Pictures in the data below are not part of the copy; transcribe everything else exactly.

[Begin DATA]

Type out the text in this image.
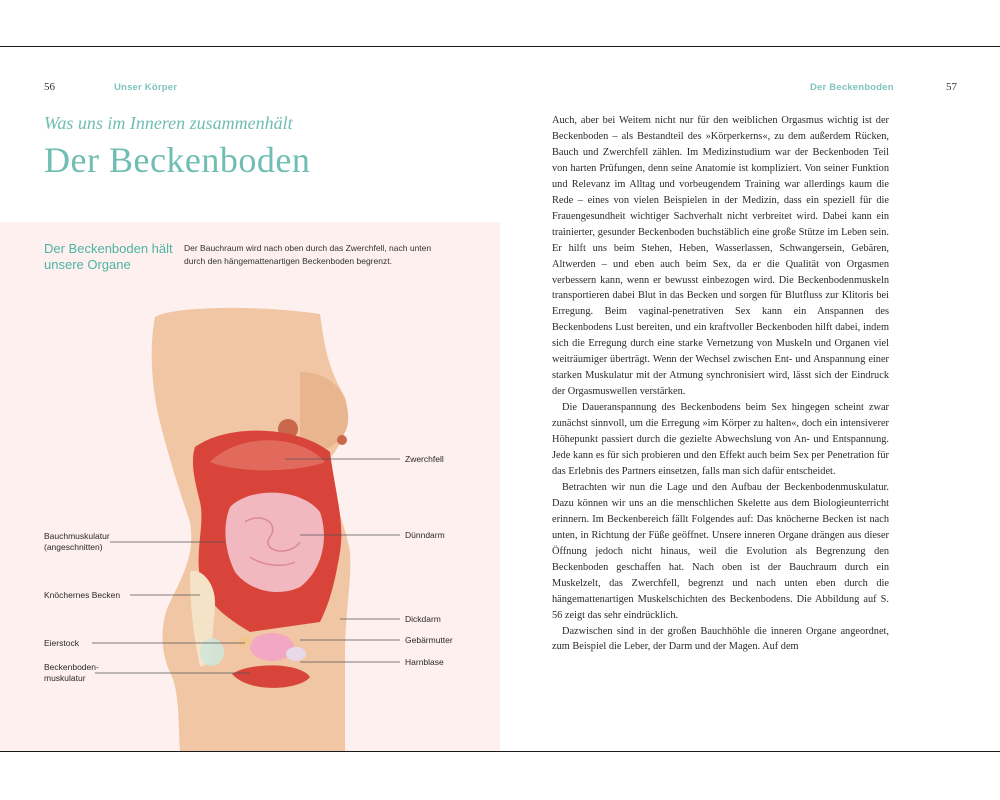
56	Unser Körper
Was uns im Inneren zusammenhält
Der Beckenboden
Der Beckenboden hält unsere Organe
Der Bauchraum wird nach oben durch das Zwerchfell, nach unten durch den hängemattenartigen Beckenboden begrenzt.
Zwerchfell
Dünndarm
Bauchmuskulatur
(angeschnitten)
Knöchernes Becken
Dickdarm
Eierstock	Gebärmutter
Harnblase
Beckenboden-
muskulatur
Der Beckenboden	57

Auch, aber bei Weitem nicht nur für den weiblichen Orgasmus wichtig ist der Beckenboden – als Bestandteil des »Körperkerns«, zu dem außerdem Rücken, Bauch und Zwerchfell zählen. Im Medizinstudium war der Beckenboden Teil von harten Prüfungen, denn seine Anatomie ist kompliziert. Von seiner Funktion und Relevanz im Alltag und vorbeugendem Training war allerdings kaum die Rede – eines von vielen Beispielen in der Medizin, dass ein speziell für die Frauengesundheit wichtiger Sachverhalt nicht verbreitet wird. Dabei kann ein trainierter, gesunder Beckenboden buchstäblich eine große Stütze im Leben sein. Er hilft uns beim Stehen, Heben, Wasserlassen, Schwangersein, Gebären, Altwerden – und eben auch beim Sex, da er die Qualität von Orgasmen verbessern kann, wenn er bewusst einbezogen wird. Die Beckenbodenmuskeln transportieren dabei Blut in das Becken und sorgen für Blutfluss zur Klitoris bei Erregung. Beim vaginal-penetrativen Sex kann ein Anspannen des Beckenbodens Lust bereiten, und ein kraftvoller Beckenboden hilft dabei, indem sich die Erregung durch eine starke Vernetzung von Muskeln und Organen viel weiträumiger überträgt. Wenn der Wechsel zwischen Ent- und Anspannung einer starken Muskulatur mit der Atmung synchronisiert wird, lässt sich der Eindruck der Orgasmuswellen verstärken.

Die Daueranspannung des Beckenbodens beim Sex hingegen scheint zwar zunächst sinnvoll, um die Erregung »im Körper zu halten«, doch ein intensiverer Höhepunkt passiert durch die gezielte Abwechslung von An- und Entspannung. Jede kann es für sich probieren und den Effekt auch beim Sex per Penetration für das Erlebnis des Partners einsetzen, falls man sich dafür entscheidet.

Betrachten wir nun die Lage und den Aufbau der Beckenbodenmuskulatur. Dazu können wir uns an die menschlichen Skelette aus dem Biologieunterricht erinnern. Im Beckenbereich fällt Folgendes auf: Das knöcherne Becken ist nach unten, in Richtung der Füße geöffnet. Unsere inneren Organe drängen aus dieser Öffnung jedoch nicht hinaus, weil die Evolution als Begrenzung den Beckenboden geschaffen hat. Nach oben ist der Bauchraum durch ein Muskelzelt, das Zwerchfell, begrenzt und nach unten eben durch die hängemattenartigen Muskelschichten des Beckenbodens. Die Abbildung auf S. 56 zeigt das sehr eindrücklich.

Dazwischen sind in der großen Bauchhöhle die inneren Organe angeordnet, zum Beispiel die Leber, der Darm und der Magen. Auf dem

[End DATA]

### RESULT OF THIS EXERCISE
Type out the text in this image.
56	Unser Körper
Was uns im Inneren zusammenhält
Der Beckenboden
Der Beckenboden hält unsere Organe
Der Bauchraum wird nach oben durch das Zwerchfell, nach unten durch den hängemattenartigen Beckenboden begrenzt.
Zwerchfell
Dünndarm
Bauchmuskulatur
(angeschnitten)
Knöchernes Becken
Dickdarm
Eierstock	Gebärmutter
Harnblase
Beckenboden-
muskulatur
Der Beckenboden	57

Auch, aber bei Weitem nicht nur für den weiblichen Orgasmus wichtig ist der Beckenboden – als Bestandteil des »Körperkerns«, zu dem außerdem Rücken, Bauch und Zwerchfell zählen. Im Medizinstudium war der Beckenboden Teil von harten Prüfungen, denn seine Anatomie ist kompliziert. Von seiner Funktion und Relevanz im Alltag und vorbeugendem Training war allerdings kaum die Rede – eines von vielen Beispielen in der Medizin, dass ein speziell für die Frauengesundheit wichtiger Sachverhalt nicht verbreitet wird. Dabei kann ein trainierter, gesunder Beckenboden buchstäblich eine große Stütze im Leben sein. Er hilft uns beim Stehen, Heben, Wasserlassen, Schwangersein, Gebären, Altwerden – und eben auch beim Sex, da er die Qualität von Orgasmen verbessern kann, wenn er bewusst einbezogen wird. Die Beckenbodenmuskeln transportieren dabei Blut in das Becken und sorgen für Blutfluss zur Klitoris bei Erregung. Beim vaginal-penetrativen Sex kann ein Anspannen des Beckenbodens Lust bereiten, und ein kraftvoller Beckenboden hilft dabei, indem sich die Erregung durch eine starke Vernetzung von Muskeln und Organen viel weiträumiger überträgt. Wenn der Wechsel zwischen Ent- und Anspannung einer starken Muskulatur mit der Atmung synchronisiert wird, lässt sich der Eindruck der Orgasmuswellen verstärken.

Die Daueranspannung des Beckenbodens beim Sex hingegen scheint zwar zunächst sinnvoll, um die Erregung »im Körper zu halten«, doch ein intensiverer Höhepunkt passiert durch die gezielte Abwechslung von An- und Entspannung. Jede kann es für sich probieren und den Effekt auch beim Sex per Penetration für das Erlebnis des Partners einsetzen, falls man sich dafür entscheidet.

Betrachten wir nun die Lage und den Aufbau der Beckenbodenmuskulatur. Dazu können wir uns an die menschlichen Skelette aus dem Biologieunterricht erinnern. Im Beckenbereich fällt Folgendes auf: Das knöcherne Becken ist nach unten, in Richtung der Füße geöffnet. Unsere inneren Organe drängen aus dieser Öffnung jedoch nicht hinaus, weil die Evolution als Begrenzung den Beckenboden geschaffen hat. Nach oben ist der Bauchraum durch ein Muskelzelt, das Zwerchfell, begrenzt und nach unten eben durch die hängemattenartigen Muskelschichten des Beckenbodens. Die Abbildung auf S. 56 zeigt das sehr eindrücklich.

Dazwischen sind in der großen Bauchhöhle die inneren Organe angeordnet, zum Beispiel die Leber, der Darm und der Magen. Auf dem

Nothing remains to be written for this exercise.